AVAILABLE DATA>
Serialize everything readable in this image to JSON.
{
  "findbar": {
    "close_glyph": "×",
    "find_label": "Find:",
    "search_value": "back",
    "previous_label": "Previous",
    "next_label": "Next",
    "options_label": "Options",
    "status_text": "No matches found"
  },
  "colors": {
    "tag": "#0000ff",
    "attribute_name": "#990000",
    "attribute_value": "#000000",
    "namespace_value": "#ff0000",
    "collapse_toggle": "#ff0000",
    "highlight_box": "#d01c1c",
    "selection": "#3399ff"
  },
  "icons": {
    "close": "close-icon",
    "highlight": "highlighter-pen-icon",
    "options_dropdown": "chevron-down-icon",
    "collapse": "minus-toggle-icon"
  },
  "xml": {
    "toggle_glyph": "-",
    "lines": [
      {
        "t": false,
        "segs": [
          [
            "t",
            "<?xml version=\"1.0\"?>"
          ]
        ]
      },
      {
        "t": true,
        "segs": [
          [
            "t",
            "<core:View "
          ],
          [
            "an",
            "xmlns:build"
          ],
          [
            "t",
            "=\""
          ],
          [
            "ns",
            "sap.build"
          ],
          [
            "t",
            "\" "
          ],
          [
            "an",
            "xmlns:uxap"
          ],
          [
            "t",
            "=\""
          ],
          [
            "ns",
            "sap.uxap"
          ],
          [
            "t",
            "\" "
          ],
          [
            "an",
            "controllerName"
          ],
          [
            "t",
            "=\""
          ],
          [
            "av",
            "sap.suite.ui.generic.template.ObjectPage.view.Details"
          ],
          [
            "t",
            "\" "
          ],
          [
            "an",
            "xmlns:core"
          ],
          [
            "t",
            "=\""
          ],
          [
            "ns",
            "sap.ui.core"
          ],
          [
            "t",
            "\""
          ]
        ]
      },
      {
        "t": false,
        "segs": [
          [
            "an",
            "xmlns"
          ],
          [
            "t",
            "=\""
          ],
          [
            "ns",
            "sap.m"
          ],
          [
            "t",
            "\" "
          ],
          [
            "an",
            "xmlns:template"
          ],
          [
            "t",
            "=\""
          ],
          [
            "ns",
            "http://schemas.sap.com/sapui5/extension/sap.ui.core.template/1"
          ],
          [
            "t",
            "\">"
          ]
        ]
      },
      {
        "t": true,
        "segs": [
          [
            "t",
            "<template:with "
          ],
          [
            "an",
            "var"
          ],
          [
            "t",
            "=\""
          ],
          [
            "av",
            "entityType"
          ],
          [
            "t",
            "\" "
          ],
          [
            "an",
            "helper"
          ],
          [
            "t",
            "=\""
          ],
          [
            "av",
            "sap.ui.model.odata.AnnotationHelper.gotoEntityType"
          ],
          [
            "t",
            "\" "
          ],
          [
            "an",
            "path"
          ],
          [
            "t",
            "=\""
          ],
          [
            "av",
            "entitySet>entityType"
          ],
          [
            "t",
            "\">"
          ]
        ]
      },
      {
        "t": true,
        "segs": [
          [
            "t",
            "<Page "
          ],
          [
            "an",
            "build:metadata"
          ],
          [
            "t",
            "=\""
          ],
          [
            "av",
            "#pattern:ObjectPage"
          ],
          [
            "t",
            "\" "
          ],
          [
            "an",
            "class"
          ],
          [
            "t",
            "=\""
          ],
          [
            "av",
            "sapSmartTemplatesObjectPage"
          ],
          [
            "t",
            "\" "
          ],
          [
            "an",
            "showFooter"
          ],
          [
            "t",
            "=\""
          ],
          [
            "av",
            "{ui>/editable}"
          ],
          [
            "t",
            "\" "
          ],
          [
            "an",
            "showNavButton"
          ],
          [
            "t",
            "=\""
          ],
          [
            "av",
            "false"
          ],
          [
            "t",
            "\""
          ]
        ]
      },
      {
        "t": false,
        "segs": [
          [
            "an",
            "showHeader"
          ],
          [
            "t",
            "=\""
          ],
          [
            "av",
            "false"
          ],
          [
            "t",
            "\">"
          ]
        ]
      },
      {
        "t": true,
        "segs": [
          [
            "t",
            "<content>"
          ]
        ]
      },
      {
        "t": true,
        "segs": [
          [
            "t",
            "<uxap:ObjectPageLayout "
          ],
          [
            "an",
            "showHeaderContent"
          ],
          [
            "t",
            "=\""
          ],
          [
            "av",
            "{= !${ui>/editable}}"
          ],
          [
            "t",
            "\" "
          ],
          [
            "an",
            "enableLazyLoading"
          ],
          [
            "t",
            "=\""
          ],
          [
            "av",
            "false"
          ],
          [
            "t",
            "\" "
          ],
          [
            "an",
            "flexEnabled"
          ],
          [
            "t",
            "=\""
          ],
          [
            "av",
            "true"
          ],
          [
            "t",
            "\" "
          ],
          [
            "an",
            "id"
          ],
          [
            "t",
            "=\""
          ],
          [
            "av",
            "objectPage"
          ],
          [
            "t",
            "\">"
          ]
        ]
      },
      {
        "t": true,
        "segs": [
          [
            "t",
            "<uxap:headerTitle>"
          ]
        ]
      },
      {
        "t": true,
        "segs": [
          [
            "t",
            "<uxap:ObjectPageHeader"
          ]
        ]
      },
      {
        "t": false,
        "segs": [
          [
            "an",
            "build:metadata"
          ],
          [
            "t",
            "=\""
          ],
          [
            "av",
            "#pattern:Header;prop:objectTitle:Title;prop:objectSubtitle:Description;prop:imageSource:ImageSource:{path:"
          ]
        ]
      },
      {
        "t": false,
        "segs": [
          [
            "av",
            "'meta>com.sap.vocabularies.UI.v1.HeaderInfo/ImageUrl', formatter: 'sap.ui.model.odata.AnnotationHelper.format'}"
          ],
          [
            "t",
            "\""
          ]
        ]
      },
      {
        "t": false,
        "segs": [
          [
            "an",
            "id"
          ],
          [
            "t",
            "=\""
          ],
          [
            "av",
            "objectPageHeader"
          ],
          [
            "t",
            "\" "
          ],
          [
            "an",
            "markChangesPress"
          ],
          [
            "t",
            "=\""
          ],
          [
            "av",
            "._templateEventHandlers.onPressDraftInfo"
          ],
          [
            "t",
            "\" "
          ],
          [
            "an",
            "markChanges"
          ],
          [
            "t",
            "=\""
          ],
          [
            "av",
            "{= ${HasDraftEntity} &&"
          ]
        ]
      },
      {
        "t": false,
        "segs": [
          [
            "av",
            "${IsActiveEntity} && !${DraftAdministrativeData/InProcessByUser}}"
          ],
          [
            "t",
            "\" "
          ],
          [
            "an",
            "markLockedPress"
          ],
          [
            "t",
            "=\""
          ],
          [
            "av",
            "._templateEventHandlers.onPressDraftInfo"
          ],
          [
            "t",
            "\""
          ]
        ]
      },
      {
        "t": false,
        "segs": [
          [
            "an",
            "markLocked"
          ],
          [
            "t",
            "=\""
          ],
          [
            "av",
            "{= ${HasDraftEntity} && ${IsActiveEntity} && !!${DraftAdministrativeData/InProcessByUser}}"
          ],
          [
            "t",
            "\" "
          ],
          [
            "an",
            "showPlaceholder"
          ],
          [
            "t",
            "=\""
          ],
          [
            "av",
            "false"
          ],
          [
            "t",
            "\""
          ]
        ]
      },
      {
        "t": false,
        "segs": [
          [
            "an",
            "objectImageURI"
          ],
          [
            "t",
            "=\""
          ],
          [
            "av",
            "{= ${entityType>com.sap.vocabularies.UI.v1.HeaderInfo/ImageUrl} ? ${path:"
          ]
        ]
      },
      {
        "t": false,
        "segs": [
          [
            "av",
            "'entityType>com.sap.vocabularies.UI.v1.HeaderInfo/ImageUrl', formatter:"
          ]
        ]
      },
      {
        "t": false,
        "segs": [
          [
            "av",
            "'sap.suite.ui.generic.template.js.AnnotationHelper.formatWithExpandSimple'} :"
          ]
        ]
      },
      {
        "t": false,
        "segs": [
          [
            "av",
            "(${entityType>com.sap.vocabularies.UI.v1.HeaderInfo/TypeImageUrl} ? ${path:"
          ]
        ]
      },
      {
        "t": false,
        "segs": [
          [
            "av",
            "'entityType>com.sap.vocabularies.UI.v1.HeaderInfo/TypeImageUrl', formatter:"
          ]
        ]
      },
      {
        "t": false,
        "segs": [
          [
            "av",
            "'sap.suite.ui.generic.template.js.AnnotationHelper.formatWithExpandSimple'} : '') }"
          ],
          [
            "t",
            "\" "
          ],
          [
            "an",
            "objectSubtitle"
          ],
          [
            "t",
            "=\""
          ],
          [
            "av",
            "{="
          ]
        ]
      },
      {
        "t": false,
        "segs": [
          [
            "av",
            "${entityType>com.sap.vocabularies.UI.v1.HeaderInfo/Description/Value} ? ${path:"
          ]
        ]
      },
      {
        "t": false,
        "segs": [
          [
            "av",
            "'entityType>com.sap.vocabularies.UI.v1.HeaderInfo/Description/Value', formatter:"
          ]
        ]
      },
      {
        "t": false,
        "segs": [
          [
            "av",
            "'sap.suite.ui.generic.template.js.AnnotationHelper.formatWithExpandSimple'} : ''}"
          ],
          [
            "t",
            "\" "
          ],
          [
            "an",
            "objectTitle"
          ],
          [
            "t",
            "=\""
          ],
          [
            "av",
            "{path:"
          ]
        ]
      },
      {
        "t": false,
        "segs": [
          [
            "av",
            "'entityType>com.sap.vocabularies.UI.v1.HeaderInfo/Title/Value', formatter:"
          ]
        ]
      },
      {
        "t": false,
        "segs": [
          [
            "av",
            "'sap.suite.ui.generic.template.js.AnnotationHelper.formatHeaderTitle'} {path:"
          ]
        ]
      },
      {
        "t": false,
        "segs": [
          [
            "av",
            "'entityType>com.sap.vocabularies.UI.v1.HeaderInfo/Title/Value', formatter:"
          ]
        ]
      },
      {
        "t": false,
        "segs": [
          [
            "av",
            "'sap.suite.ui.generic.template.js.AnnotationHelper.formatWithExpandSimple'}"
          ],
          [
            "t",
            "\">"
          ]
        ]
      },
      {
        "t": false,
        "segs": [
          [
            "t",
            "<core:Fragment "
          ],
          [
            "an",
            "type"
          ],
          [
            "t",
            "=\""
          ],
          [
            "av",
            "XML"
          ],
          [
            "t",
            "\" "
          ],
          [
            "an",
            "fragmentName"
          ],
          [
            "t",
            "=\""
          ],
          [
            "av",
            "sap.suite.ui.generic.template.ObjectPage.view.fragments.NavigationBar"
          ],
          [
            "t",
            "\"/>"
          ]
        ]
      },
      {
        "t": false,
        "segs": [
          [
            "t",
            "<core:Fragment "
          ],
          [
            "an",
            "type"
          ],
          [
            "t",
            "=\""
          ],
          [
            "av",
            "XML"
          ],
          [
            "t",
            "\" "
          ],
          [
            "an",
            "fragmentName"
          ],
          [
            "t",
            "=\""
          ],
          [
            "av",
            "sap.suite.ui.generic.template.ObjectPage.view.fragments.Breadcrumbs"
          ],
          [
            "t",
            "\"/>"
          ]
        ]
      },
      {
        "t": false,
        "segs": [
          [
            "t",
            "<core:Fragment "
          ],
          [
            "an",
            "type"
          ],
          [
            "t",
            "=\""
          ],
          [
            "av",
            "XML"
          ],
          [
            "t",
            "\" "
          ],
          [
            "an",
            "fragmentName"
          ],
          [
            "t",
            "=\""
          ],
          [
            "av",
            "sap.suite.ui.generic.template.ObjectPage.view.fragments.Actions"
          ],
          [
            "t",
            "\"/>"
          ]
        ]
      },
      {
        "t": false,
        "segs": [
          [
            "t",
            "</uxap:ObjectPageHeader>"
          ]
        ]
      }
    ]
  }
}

WHAT YOU NEED TO DO>
From the material above, copy each line that includes the word "formatWithExpandSimple".

ANSWER TO THE TASK>
            "'sap.suite.ui.generic.template.js.AnnotationHelper.formatWithExpandSimple'} :"
            "'sap.suite.ui.generic.template.js.AnnotationHelper.formatWithExpandSimple'} : '') }"
            "'sap.suite.ui.generic.template.js.AnnotationHelper.formatWithExpandSimple'} : ''}"
            "'sap.suite.ui.generic.template.js.AnnotationHelper.formatWithExpandSimple'}"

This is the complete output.